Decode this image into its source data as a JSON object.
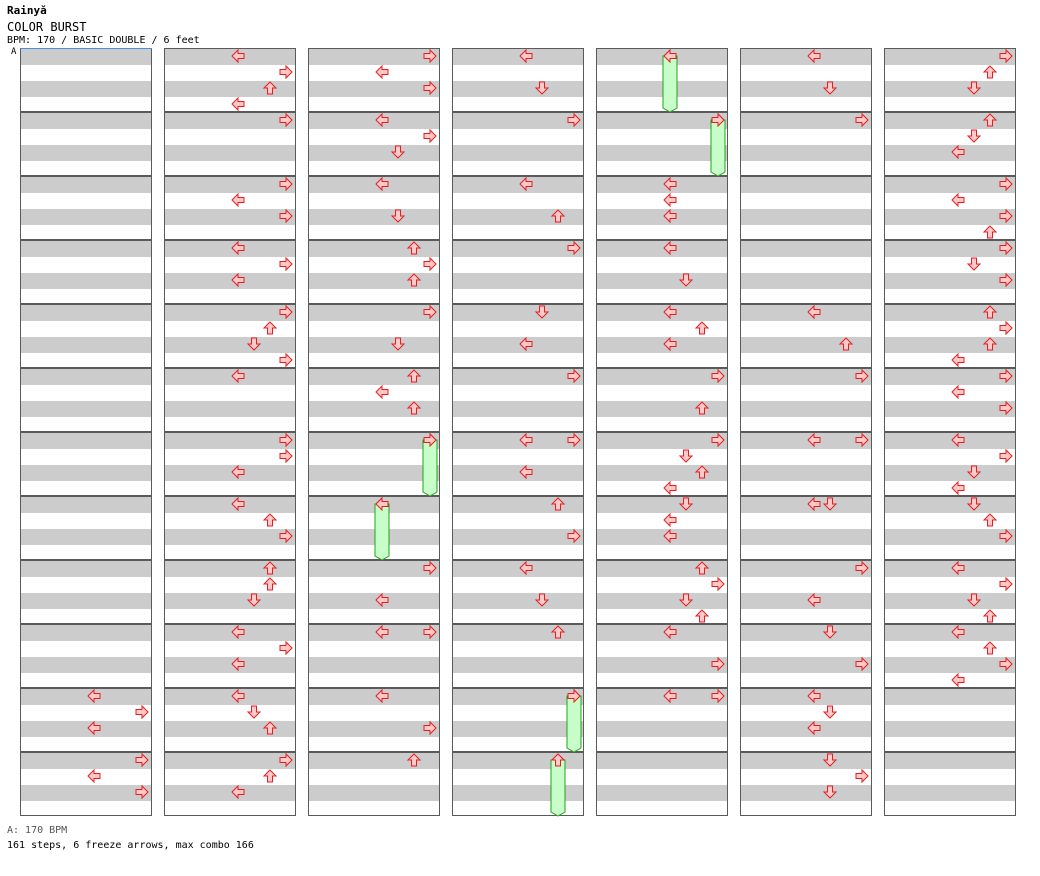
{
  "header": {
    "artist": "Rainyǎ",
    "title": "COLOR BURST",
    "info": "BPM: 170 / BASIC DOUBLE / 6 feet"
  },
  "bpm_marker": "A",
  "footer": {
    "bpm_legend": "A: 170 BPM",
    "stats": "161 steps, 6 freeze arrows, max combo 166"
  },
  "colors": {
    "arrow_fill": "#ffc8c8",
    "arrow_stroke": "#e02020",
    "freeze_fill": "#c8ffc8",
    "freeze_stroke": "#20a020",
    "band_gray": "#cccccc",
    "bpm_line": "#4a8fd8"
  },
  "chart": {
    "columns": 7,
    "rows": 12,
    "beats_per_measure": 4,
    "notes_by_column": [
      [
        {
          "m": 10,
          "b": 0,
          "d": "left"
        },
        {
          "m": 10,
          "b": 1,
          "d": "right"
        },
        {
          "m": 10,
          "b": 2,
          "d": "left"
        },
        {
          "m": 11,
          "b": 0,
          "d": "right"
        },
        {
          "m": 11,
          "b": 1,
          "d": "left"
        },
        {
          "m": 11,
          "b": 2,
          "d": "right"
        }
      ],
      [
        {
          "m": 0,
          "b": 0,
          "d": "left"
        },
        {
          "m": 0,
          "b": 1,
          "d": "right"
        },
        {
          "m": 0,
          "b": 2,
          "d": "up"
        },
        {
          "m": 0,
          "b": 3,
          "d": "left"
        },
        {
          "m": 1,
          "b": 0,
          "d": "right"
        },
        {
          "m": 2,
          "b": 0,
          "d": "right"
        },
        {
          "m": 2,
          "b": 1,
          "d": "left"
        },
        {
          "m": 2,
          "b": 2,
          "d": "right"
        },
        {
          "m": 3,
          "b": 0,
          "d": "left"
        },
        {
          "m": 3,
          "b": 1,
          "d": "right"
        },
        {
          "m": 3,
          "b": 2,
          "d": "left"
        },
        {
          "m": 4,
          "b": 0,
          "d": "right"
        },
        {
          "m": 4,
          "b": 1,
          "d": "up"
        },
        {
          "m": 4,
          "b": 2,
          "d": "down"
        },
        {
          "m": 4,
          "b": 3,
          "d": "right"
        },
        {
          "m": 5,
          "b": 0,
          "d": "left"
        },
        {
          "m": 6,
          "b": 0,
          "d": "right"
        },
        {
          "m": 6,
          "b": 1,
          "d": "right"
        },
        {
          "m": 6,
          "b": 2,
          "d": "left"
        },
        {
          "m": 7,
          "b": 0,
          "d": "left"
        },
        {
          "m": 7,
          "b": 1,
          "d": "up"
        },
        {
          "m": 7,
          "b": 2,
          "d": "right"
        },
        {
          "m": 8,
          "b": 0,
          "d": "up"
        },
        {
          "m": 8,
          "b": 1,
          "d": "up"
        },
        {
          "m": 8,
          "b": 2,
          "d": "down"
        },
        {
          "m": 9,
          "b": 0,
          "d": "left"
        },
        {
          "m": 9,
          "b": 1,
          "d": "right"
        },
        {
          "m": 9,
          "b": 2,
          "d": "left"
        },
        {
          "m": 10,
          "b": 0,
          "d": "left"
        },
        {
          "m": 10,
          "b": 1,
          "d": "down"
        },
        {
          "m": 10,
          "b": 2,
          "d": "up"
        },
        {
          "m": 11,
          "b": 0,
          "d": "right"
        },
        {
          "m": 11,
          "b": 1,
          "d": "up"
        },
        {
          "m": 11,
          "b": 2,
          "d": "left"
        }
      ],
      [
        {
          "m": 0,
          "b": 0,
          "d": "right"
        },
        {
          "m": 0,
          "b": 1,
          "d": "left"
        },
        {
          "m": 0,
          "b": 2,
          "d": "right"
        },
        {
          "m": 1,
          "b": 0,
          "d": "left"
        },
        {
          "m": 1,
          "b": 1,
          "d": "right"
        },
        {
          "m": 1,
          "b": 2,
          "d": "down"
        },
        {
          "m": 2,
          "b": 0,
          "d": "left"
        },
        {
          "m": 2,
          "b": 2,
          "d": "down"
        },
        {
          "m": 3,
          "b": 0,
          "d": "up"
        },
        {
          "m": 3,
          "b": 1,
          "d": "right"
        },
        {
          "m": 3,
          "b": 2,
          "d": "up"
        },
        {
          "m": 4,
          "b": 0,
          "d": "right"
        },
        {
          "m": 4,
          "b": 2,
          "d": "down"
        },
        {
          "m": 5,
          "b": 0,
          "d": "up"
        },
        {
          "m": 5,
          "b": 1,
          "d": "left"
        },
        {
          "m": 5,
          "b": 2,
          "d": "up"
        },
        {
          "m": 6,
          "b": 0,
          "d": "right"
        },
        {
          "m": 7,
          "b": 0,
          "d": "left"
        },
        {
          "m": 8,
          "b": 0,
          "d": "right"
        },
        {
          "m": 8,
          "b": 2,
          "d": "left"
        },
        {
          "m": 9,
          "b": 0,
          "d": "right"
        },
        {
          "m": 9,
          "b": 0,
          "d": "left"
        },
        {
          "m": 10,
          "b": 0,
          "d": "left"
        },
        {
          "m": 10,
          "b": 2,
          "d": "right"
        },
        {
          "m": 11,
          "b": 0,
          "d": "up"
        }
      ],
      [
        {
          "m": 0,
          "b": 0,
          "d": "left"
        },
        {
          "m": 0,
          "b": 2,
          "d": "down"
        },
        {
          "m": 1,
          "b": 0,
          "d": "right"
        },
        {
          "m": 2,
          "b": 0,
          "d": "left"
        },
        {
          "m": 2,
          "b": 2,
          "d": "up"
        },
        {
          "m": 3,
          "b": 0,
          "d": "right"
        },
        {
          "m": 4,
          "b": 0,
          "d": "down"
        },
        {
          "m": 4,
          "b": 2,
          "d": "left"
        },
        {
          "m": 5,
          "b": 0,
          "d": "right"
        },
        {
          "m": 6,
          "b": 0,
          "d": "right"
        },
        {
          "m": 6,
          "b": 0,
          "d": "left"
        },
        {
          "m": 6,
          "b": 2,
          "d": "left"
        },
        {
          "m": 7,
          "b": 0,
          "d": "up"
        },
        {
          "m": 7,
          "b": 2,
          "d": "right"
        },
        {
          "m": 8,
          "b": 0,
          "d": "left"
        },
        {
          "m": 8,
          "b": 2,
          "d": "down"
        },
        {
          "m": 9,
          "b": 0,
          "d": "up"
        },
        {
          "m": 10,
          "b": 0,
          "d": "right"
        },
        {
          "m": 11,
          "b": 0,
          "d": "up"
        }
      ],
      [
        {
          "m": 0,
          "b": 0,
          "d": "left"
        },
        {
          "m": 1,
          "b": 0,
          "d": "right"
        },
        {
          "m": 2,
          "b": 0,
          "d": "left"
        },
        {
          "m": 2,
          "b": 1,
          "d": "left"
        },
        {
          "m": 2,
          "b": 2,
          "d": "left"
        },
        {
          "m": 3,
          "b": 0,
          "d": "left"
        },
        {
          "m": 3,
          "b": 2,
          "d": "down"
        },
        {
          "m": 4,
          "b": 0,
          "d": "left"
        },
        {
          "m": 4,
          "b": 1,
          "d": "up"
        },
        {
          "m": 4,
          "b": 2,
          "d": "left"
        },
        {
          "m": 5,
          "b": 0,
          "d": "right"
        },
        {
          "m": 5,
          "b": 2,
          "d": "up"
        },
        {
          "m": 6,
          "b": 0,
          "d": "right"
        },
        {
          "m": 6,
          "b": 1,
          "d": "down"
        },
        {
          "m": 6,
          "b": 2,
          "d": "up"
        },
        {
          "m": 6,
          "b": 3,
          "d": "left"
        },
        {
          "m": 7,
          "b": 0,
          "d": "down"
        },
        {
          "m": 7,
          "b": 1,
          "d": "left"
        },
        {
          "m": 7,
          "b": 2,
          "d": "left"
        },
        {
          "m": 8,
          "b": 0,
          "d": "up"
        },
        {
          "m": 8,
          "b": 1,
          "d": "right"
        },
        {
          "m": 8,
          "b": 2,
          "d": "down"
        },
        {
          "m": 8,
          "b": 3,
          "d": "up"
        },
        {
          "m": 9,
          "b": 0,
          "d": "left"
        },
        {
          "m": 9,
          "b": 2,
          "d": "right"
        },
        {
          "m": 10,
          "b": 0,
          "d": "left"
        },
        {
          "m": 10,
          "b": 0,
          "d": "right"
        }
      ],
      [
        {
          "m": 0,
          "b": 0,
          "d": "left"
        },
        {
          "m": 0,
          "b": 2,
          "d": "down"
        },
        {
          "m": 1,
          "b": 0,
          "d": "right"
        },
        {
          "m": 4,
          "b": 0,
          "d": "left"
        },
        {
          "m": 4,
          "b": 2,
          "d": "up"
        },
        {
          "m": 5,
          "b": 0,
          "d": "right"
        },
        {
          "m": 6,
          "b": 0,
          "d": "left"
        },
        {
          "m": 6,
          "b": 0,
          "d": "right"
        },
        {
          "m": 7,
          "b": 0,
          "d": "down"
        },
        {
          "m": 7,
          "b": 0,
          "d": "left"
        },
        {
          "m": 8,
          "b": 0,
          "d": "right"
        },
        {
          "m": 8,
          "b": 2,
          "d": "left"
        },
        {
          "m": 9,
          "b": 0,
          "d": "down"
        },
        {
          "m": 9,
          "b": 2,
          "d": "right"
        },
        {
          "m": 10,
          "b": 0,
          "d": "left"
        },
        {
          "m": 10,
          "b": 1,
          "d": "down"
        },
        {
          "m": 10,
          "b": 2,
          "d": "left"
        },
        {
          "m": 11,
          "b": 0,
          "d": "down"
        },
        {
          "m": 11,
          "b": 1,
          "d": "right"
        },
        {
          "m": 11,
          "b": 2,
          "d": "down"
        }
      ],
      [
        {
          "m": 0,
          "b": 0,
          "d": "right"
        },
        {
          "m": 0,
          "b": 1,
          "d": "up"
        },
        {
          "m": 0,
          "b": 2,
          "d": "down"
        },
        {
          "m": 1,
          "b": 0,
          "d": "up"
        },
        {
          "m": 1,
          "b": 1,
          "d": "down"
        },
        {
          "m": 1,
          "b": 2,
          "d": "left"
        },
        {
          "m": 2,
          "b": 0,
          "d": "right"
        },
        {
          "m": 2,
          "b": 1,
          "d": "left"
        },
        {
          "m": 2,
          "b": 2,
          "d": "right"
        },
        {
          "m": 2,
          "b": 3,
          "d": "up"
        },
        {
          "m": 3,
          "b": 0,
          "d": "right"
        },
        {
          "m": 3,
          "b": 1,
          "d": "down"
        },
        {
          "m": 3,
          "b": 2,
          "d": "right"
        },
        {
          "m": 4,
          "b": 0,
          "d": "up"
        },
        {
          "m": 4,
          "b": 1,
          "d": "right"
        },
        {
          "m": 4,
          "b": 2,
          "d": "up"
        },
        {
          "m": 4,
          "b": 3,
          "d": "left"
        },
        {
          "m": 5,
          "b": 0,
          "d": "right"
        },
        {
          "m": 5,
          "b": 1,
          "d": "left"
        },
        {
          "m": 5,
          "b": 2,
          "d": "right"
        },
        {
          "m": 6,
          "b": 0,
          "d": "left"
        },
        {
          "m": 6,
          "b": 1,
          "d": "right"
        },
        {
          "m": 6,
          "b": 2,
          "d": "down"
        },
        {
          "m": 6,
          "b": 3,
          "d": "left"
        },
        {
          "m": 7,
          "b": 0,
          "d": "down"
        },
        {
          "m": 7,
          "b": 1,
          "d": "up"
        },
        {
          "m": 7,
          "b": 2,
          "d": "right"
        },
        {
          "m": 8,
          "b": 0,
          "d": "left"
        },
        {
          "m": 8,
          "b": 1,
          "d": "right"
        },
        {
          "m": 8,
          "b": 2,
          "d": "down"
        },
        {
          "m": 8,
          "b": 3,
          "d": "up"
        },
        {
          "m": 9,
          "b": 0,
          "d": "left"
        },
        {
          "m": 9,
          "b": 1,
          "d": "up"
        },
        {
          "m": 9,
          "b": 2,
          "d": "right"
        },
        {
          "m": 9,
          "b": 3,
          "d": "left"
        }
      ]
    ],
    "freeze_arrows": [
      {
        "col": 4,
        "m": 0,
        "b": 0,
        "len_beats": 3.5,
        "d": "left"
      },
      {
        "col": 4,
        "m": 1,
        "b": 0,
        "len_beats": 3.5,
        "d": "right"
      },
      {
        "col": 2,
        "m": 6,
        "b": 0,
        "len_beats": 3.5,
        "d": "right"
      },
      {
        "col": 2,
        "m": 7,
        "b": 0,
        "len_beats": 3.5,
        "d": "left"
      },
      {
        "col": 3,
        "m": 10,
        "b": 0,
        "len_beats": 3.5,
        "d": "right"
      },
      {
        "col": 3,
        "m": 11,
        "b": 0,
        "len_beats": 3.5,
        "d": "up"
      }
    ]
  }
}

--

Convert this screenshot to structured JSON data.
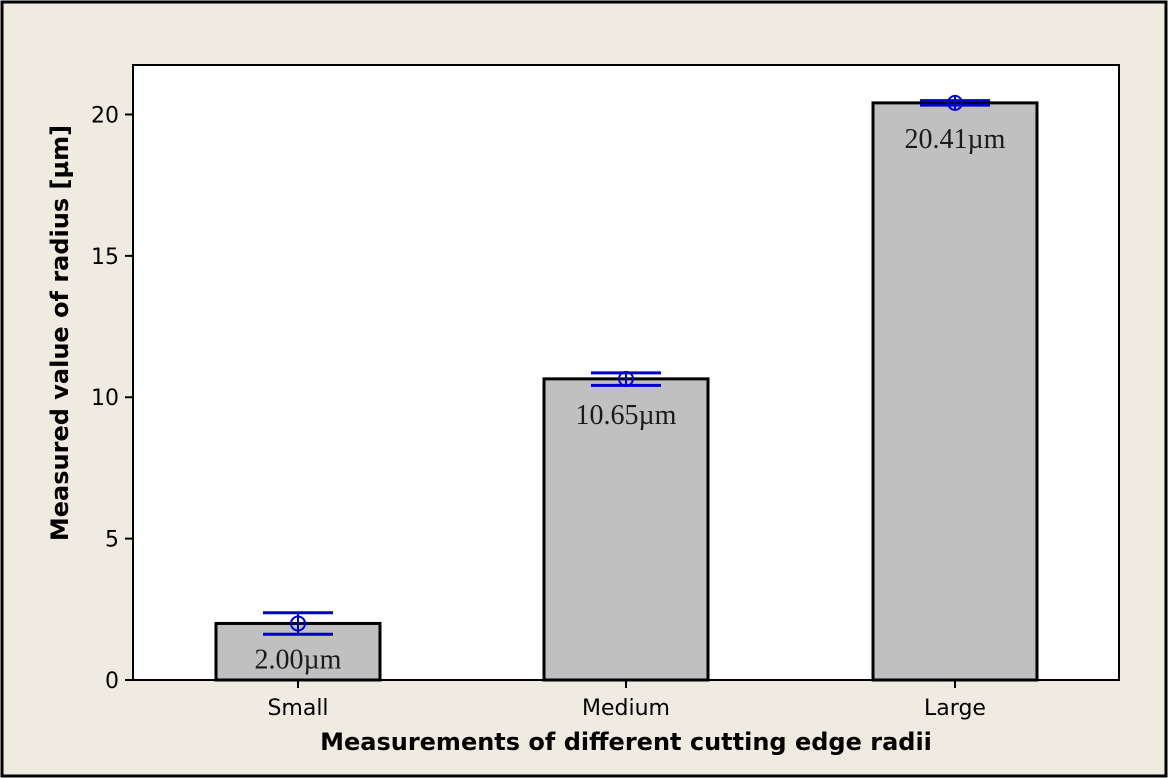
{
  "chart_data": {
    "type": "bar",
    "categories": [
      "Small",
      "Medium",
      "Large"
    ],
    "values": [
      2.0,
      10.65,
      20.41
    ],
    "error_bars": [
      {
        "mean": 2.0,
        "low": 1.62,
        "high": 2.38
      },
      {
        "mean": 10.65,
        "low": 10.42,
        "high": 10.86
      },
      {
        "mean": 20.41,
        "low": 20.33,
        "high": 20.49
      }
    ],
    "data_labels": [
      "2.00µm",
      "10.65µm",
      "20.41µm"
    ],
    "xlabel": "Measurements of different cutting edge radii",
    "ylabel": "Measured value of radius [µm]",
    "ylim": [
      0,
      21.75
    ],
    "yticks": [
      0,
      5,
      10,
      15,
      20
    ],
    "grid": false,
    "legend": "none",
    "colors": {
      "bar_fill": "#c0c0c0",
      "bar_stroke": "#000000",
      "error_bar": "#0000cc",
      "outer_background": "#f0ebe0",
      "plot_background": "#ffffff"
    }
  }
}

*What the task asks*: Locate each line containing the string "JSON" and show it.

*Answer to the problem*:
Decode this image into its source data as a JSON object.
Convert this screenshot to structured JSON data.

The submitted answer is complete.